[START OF Listed entries]

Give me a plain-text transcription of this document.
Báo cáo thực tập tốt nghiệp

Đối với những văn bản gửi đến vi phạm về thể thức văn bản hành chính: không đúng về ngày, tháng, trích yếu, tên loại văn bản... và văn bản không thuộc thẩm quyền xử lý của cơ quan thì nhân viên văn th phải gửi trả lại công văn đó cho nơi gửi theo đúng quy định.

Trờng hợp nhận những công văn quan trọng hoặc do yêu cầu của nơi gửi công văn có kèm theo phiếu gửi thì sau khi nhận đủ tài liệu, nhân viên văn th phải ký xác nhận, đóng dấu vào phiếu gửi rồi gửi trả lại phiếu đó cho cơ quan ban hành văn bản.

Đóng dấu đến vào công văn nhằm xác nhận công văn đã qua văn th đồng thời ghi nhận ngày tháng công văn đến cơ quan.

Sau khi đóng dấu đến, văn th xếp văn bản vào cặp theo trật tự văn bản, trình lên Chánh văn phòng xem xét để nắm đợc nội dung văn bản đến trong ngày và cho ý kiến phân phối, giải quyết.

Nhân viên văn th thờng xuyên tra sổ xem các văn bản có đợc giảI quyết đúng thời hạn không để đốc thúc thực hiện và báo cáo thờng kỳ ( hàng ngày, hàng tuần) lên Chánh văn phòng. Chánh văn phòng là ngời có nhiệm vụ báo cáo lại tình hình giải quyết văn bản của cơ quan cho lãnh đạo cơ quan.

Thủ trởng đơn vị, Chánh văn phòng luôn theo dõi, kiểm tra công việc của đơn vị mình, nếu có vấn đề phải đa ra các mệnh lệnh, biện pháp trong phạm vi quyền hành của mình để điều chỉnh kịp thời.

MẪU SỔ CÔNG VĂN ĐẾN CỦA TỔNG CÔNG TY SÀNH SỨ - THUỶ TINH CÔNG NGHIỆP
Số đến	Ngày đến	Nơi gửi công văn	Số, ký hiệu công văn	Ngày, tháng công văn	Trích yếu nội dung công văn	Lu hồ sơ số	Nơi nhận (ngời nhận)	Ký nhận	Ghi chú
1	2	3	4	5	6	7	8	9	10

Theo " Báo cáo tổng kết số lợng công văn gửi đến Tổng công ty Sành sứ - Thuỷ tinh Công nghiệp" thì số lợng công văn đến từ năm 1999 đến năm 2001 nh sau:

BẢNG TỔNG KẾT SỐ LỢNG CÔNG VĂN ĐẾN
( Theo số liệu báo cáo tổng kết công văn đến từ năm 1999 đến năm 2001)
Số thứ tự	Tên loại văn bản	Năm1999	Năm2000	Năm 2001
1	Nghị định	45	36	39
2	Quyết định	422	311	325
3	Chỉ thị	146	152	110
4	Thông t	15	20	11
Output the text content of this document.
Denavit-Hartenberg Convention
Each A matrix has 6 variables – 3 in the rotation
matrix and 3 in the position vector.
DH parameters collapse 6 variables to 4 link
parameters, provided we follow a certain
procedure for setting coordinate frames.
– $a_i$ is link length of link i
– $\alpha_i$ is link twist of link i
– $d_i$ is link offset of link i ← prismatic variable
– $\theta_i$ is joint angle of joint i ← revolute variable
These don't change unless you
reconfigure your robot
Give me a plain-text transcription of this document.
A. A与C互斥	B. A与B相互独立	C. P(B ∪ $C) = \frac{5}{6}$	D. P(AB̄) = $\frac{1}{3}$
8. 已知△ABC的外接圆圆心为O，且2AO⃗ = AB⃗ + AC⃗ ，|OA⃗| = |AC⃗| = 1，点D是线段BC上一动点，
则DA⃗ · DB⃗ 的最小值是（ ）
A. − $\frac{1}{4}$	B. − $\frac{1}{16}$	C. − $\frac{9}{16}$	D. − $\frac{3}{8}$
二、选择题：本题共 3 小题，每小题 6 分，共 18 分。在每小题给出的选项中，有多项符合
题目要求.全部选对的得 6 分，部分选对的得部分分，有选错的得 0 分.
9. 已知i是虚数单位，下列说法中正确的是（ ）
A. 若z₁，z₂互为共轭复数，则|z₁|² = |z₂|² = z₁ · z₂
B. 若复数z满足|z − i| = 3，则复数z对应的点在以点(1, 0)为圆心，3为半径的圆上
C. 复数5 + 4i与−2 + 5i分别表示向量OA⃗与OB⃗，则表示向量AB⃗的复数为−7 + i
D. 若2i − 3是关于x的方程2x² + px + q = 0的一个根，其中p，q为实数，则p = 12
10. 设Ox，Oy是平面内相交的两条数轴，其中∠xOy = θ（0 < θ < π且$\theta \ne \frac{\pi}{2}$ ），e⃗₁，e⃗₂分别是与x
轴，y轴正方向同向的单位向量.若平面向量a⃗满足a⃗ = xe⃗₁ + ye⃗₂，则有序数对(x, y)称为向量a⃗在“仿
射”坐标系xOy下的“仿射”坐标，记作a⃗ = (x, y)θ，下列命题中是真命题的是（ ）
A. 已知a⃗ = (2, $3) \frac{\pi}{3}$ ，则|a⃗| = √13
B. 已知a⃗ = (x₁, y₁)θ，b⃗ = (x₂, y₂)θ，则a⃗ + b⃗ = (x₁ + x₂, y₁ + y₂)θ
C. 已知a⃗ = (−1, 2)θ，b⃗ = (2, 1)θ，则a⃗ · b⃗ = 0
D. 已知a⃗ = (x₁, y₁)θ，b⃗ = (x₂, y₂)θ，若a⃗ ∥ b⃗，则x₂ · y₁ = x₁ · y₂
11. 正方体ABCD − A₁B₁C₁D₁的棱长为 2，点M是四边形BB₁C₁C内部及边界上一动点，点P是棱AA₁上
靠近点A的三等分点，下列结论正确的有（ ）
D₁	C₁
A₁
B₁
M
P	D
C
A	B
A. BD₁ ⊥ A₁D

[END OF Listed entries]

Reproduce every record, matching each line exactly.

Give me a plain-text transcription of this document.
Báo cáo thực tập tốt nghiệp

Đối với những văn bản gửi đến vi phạm về thể thức văn bản hành chính: không đúng về ngày, tháng, trích yếu, tên loại văn bản... và văn bản không thuộc thẩm quyền xử lý của cơ quan thì nhân viên văn th phải gửi trả lại công văn đó cho nơi gửi theo đúng quy định.

Trờng hợp nhận những công văn quan trọng hoặc do yêu cầu của nơi gửi công văn có kèm theo phiếu gửi thì sau khi nhận đủ tài liệu, nhân viên văn th phải ký xác nhận, đóng dấu vào phiếu gửi rồi gửi trả lại phiếu đó cho cơ quan ban hành văn bản.

Đóng dấu đến vào công văn nhằm xác nhận công văn đã qua văn th đồng thời ghi nhận ngày tháng công văn đến cơ quan.

Sau khi đóng dấu đến, văn th xếp văn bản vào cặp theo trật tự văn bản, trình lên Chánh văn phòng xem xét để nắm đợc nội dung văn bản đến trong ngày và cho ý kiến phân phối, giải quyết.

Nhân viên văn th thờng xuyên tra sổ xem các văn bản có đợc giảI quyết đúng thời hạn không để đốc thúc thực hiện và báo cáo thờng kỳ ( hàng ngày, hàng tuần) lên Chánh văn phòng. Chánh văn phòng là ngời có nhiệm vụ báo cáo lại tình hình giải quyết văn bản của cơ quan cho lãnh đạo cơ quan.

Thủ trởng đơn vị, Chánh văn phòng luôn theo dõi, kiểm tra công việc của đơn vị mình, nếu có vấn đề phải đa ra các mệnh lệnh, biện pháp trong phạm vi quyền hành của mình để điều chỉnh kịp thời.

MẪU SỔ CÔNG VĂN ĐẾN CỦA TỔNG CÔNG TY SÀNH SỨ - THUỶ TINH CÔNG NGHIỆP
Số đến	Ngày đến	Nơi gửi công văn	Số, ký hiệu công văn	Ngày, tháng công văn	Trích yếu nội dung công văn	Lu hồ sơ số	Nơi nhận (ngời nhận)	Ký nhận	Ghi chú
1	2	3	4	5	6	7	8	9	10

Theo " Báo cáo tổng kết số lợng công văn gửi đến Tổng công ty Sành sứ - Thuỷ tinh Công nghiệp" thì số lợng công văn đến từ năm 1999 đến năm 2001 nh sau:

BẢNG TỔNG KẾT SỐ LỢNG CÔNG VĂN ĐẾN
( Theo số liệu báo cáo tổng kết công văn đến từ năm 1999 đến năm 2001)
Số thứ tự	Tên loại văn bản	Năm1999	Năm2000	Năm 2001
1	Nghị định	45	36	39
2	Quyết định	422	311	325
3	Chỉ thị	146	152	110
4	Thông t	15	20	11
Output the text content of this document.
Denavit-Hartenberg Convention
Each A matrix has 6 variables – 3 in the rotation
matrix and 3 in the position vector.
DH parameters collapse 6 variables to 4 link
parameters, provided we follow a certain
procedure for setting coordinate frames.
– $a_i$ is link length of link i
– $\alpha_i$ is link twist of link i
– $d_i$ is link offset of link i ← prismatic variable
– $\theta_i$ is joint angle of joint i ← revolute variable
These don't change unless you
reconfigure your robot
Give me a plain-text transcription of this document.
A. A与C互斥	B. A与B相互独立	C. P(B ∪ $C) = \frac{5}{6}$	D. P(AB̄) = $\frac{1}{3}$
8. 已知△ABC的外接圆圆心为O，且2AO⃗ = AB⃗ + AC⃗ ，|OA⃗| = |AC⃗| = 1，点D是线段BC上一动点，
则DA⃗ · DB⃗ 的最小值是（ ）
A. − $\frac{1}{4}$	B. − $\frac{1}{16}$	C. − $\frac{9}{16}$	D. − $\frac{3}{8}$
二、选择题：本题共 3 小题，每小题 6 分，共 18 分。在每小题给出的选项中，有多项符合
题目要求.全部选对的得 6 分，部分选对的得部分分，有选错的得 0 分.
9. 已知i是虚数单位，下列说法中正确的是（ ）
A. 若z₁，z₂互为共轭复数，则|z₁|² = |z₂|² = z₁ · z₂
B. 若复数z满足|z − i| = 3，则复数z对应的点在以点(1, 0)为圆心，3为半径的圆上
C. 复数5 + 4i与−2 + 5i分别表示向量OA⃗与OB⃗，则表示向量AB⃗的复数为−7 + i
D. 若2i − 3是关于x的方程2x² + px + q = 0的一个根，其中p，q为实数，则p = 12
10. 设Ox，Oy是平面内相交的两条数轴，其中∠xOy = θ（0 < θ < π且$\theta \ne \frac{\pi}{2}$ ），e⃗₁，e⃗₂分别是与x
轴，y轴正方向同向的单位向量.若平面向量a⃗满足a⃗ = xe⃗₁ + ye⃗₂，则有序数对(x, y)称为向量a⃗在“仿
射”坐标系xOy下的“仿射”坐标，记作a⃗ = (x, y)θ，下列命题中是真命题的是（ ）
A. 已知a⃗ = (2, $3) \frac{\pi}{3}$ ，则|a⃗| = √13
B. 已知a⃗ = (x₁, y₁)θ，b⃗ = (x₂, y₂)θ，则a⃗ + b⃗ = (x₁ + x₂, y₁ + y₂)θ
C. 已知a⃗ = (−1, 2)θ，b⃗ = (2, 1)θ，则a⃗ · b⃗ = 0
D. 已知a⃗ = (x₁, y₁)θ，b⃗ = (x₂, y₂)θ，若a⃗ ∥ b⃗，则x₂ · y₁ = x₁ · y₂
11. 正方体ABCD − A₁B₁C₁D₁的棱长为 2，点M是四边形BB₁C₁C内部及边界上一动点，点P是棱AA₁上
靠近点A的三等分点，下列结论正确的有（ ）
D₁	C₁
A₁
B₁
M
P	D
C
A	B
A. BD₁ ⊥ A₁D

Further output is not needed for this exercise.